* _DO THIS_: Tally the lines holding the word "label" and state the count by itself.

Data listing
↓↓↓

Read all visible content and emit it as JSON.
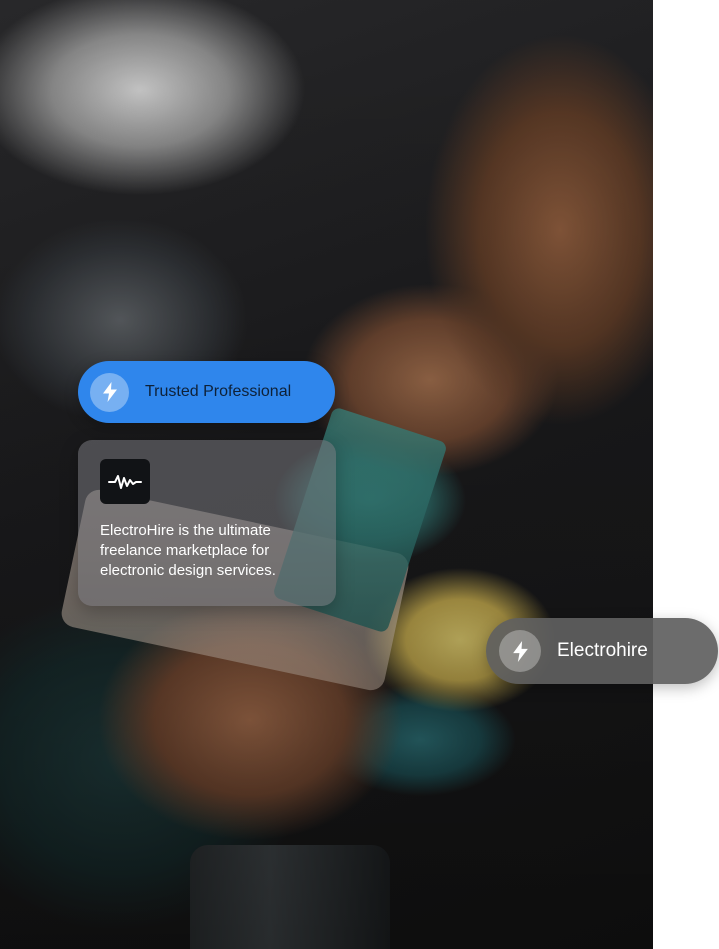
{
  "photo": {
    "subject": "technician-repairing-phone-icon"
  },
  "badge_trusted": {
    "label": "Trusted Professional",
    "icon": "lightning-icon",
    "color": "#2f86ec"
  },
  "info_card": {
    "icon": "waveform-icon",
    "description": "ElectroHire is the ultimate freelance marketplace for electronic design services."
  },
  "badge_brand": {
    "label": "Electrohire",
    "icon": "lightning-icon",
    "color": "#5f5f5f"
  }
}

↑↑↑

* _COMPLETE RESPONSE_: 2